What is expected »
Report all lines holding "nemcine".

Dataset extract »
'''

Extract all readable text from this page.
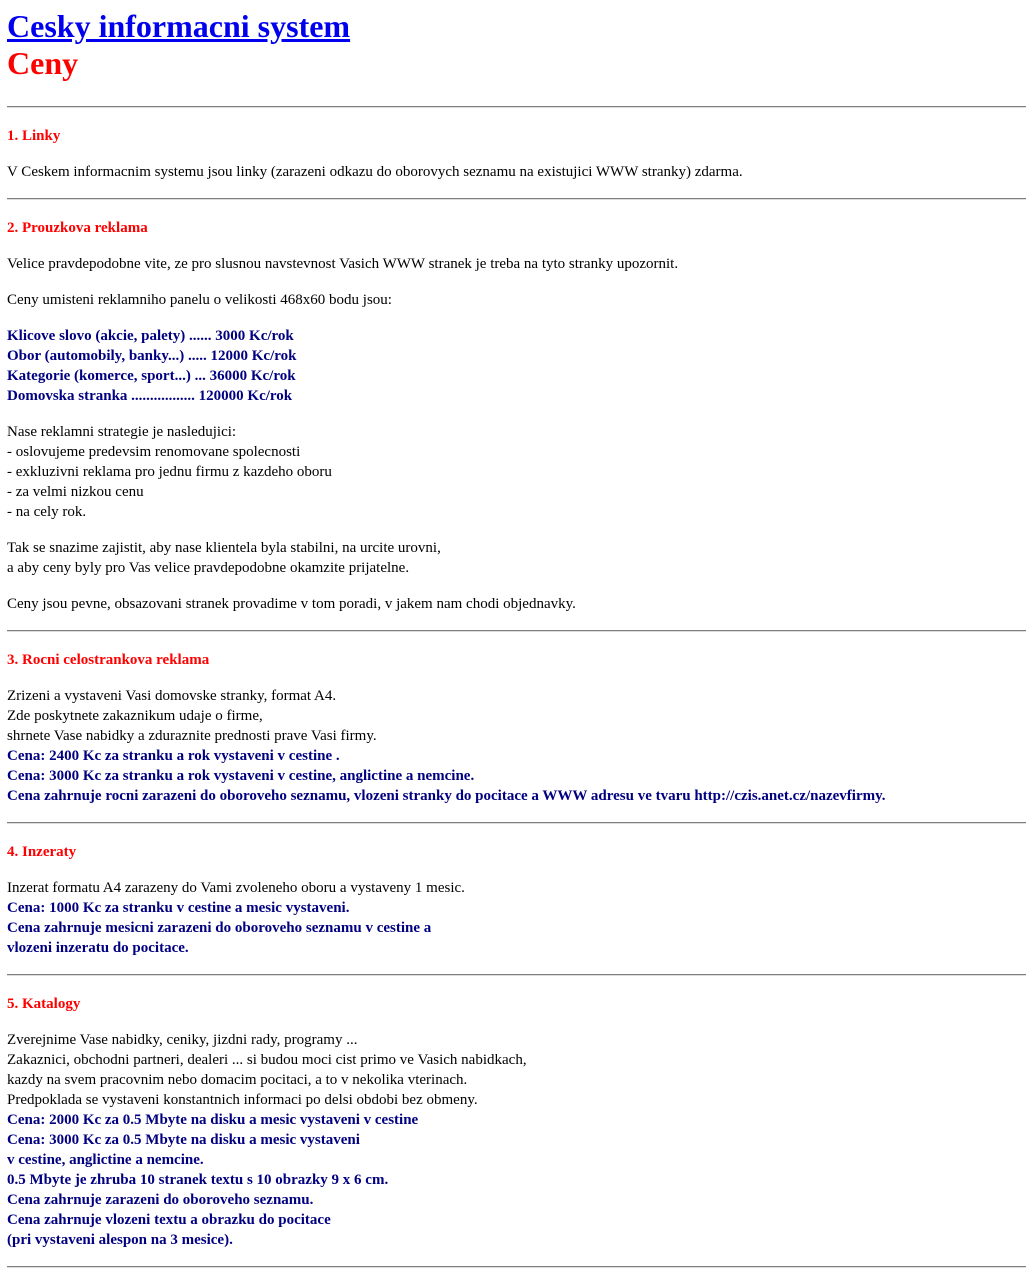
Cesky informacni system
Ceny
1. Linky
V Ceskem informacnim systemu jsou linky (zarazeni odkazu do oborovych seznamu na existujici WWW stranky) zdarma.
2. Prouzkova reklama
Velice pravdepodobne vite, ze pro slusnou navstevnost Vasich WWW stranek je treba na tyto stranky upozornit.
Ceny umisteni reklamniho panelu o velikosti 468x60 bodu jsou:
Klicove slovo (akcie, palety) ...... 3000 Kc/rok
Obor (automobily, banky...) ..... 12000 Kc/rok
Kategorie (komerce, sport...) ... 36000 Kc/rok
Domovska stranka ................. 120000 Kc/rok
Nase reklamni strategie je nasledujici:
- oslovujeme predevsim renomovane spolecnosti
- exkluzivni reklama pro jednu firmu z kazdeho oboru
- za velmi nizkou cenu
- na cely rok.
Tak se snazime zajistit, aby nase klientela byla stabilni, na urcite urovni,
a aby ceny byly pro Vas velice pravdepodobne okamzite prijatelne.
Ceny jsou pevne, obsazovani stranek provadime v tom poradi, v jakem nam chodi objednavky.
3. Rocni celostrankova reklama
Zrizeni a vystaveni Vasi domovske stranky, format A4.
Zde poskytnete zakaznikum udaje o firme,
shrnete Vase nabidky a zduraznite prednosti prave Vasi firmy.
Cena: 2400 Kc za stranku a rok vystaveni v cestine .
Cena: 3000 Kc za stranku a rok vystaveni v cestine, anglictine a nemcine.
Cena zahrnuje rocni zarazeni do oboroveho seznamu, vlozeni stranky do pocitace a WWW adresu ve tvaru http://czis.anet.cz/nazevfirmy.
4. Inzeraty
Inzerat formatu A4 zarazeny do Vami zvoleneho oboru a vystaveny 1 mesic.
Cena: 1000 Kc za stranku v cestine a mesic vystaveni.
Cena zahrnuje mesicni zarazeni do oboroveho seznamu v cestine a
vlozeni inzeratu do pocitace.
5. Katalogy
Zverejnime Vase nabidky, ceniky, jizdni rady, programy ...
Zakaznici, obchodni partneri, dealeri ... si budou moci cist primo ve Vasich nabidkach,
kazdy na svem pracovnim nebo domacim pocitaci, a to v nekolika vterinach.
Predpoklada se vystaveni konstantnich informaci po delsi obdobi bez obmeny.
Cena: 2000 Kc za 0.5 Mbyte na disku a mesic vystaveni v cestine
Cena: 3000 Kc za 0.5 Mbyte na disku a mesic vystaveni
v cestine, anglictine a nemcine.
0.5 Mbyte je zhruba 10 stranek textu s 10 obrazky 9 x 6 cm.
Cena zahrnuje zarazeni do oboroveho seznamu.
Cena zahrnuje vlozeni textu a obrazku do pocitace
(pri vystaveni alespon na 3 mesice).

'''

Task response »
Cena: 3000 Kc za stranku a rok vystaveni v cestine, anglictine a nemcine.
v cestine, anglictine a nemcine.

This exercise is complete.